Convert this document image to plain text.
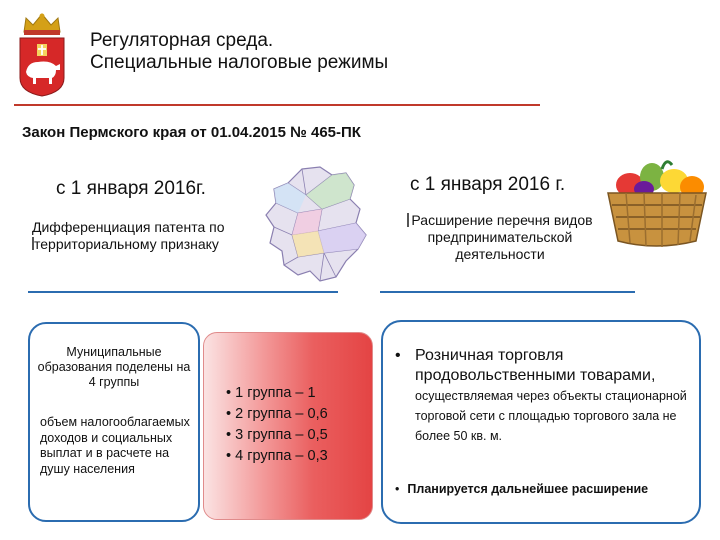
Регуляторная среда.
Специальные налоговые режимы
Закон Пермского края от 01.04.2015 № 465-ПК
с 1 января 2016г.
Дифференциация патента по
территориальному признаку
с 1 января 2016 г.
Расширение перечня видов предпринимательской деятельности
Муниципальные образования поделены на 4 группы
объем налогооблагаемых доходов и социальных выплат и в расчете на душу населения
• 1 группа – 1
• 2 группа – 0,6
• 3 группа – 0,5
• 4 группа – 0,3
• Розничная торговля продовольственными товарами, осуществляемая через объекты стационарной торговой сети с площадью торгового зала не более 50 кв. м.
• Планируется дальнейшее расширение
---
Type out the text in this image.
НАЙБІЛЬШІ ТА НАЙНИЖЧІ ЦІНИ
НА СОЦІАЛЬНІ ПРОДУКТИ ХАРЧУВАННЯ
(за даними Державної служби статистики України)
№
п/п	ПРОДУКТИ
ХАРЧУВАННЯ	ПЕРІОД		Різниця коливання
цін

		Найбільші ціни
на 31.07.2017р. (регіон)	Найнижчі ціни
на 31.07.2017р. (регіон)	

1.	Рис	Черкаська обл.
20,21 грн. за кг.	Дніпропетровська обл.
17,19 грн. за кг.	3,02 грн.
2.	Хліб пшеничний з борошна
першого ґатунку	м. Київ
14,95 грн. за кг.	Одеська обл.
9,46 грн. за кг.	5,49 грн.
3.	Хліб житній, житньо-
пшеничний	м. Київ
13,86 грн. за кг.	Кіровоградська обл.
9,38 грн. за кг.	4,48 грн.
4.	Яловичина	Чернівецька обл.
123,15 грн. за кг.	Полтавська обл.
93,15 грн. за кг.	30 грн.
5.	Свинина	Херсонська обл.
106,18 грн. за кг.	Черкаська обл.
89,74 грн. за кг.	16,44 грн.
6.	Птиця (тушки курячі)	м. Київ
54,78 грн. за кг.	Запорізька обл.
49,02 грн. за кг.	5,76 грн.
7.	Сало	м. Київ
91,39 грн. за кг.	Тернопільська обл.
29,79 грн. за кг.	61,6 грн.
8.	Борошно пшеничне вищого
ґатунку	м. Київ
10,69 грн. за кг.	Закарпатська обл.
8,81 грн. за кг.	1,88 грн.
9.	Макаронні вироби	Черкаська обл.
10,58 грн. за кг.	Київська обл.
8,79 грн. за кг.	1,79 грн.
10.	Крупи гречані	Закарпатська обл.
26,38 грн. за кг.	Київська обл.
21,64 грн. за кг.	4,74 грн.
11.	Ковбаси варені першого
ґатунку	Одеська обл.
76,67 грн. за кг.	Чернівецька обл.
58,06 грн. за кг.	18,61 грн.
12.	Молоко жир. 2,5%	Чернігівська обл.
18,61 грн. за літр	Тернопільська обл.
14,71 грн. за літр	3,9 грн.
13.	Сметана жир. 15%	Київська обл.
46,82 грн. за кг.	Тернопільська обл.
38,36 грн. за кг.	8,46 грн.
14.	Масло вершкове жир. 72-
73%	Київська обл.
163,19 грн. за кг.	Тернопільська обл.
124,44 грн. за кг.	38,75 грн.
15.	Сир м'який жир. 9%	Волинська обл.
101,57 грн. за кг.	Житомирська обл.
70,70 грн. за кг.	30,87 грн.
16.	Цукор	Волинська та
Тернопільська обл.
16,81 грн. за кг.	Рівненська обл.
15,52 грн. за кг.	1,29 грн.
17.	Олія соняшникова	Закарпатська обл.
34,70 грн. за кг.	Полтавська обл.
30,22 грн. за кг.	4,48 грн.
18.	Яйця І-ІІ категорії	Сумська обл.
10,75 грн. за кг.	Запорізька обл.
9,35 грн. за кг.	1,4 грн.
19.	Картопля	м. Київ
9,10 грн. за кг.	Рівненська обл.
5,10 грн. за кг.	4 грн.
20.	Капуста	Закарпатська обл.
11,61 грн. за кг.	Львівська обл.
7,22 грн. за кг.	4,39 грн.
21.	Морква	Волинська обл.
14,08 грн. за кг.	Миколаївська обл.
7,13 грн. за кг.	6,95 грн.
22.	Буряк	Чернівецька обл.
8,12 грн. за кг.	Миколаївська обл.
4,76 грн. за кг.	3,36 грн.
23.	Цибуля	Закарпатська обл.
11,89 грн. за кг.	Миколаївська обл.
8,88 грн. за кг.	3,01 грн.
* * *
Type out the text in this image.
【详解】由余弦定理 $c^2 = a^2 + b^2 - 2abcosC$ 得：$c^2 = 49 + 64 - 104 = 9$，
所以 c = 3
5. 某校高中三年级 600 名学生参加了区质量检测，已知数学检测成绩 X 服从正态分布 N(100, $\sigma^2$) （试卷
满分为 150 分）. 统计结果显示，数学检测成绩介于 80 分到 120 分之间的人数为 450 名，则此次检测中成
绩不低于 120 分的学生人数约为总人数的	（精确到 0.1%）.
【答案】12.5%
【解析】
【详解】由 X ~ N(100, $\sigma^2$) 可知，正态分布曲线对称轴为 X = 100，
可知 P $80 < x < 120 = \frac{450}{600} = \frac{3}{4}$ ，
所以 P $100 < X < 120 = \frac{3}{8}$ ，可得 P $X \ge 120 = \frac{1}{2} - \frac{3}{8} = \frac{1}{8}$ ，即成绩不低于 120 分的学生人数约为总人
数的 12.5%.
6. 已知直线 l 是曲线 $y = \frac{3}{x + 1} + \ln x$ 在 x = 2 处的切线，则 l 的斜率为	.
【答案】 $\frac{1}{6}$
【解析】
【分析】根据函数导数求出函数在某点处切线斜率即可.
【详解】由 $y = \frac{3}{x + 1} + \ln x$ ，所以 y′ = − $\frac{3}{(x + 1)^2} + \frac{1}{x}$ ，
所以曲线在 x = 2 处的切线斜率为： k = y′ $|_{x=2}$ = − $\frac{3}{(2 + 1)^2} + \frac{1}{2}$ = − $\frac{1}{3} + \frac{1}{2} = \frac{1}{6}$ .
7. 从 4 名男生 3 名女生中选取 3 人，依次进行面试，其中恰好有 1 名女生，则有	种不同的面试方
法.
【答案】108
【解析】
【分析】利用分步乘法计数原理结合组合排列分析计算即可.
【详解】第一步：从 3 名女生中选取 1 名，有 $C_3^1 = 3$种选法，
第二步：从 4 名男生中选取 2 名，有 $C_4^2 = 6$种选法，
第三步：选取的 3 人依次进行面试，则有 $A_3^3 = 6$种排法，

▶ **Exercise directions**: Show all lines in the entries above where the string "Полтавська" appears.

▶ **Finished exercise**:
123,15 грн. за кг.	Полтавська обл.
34,70 грн. за кг.	Полтавська обл.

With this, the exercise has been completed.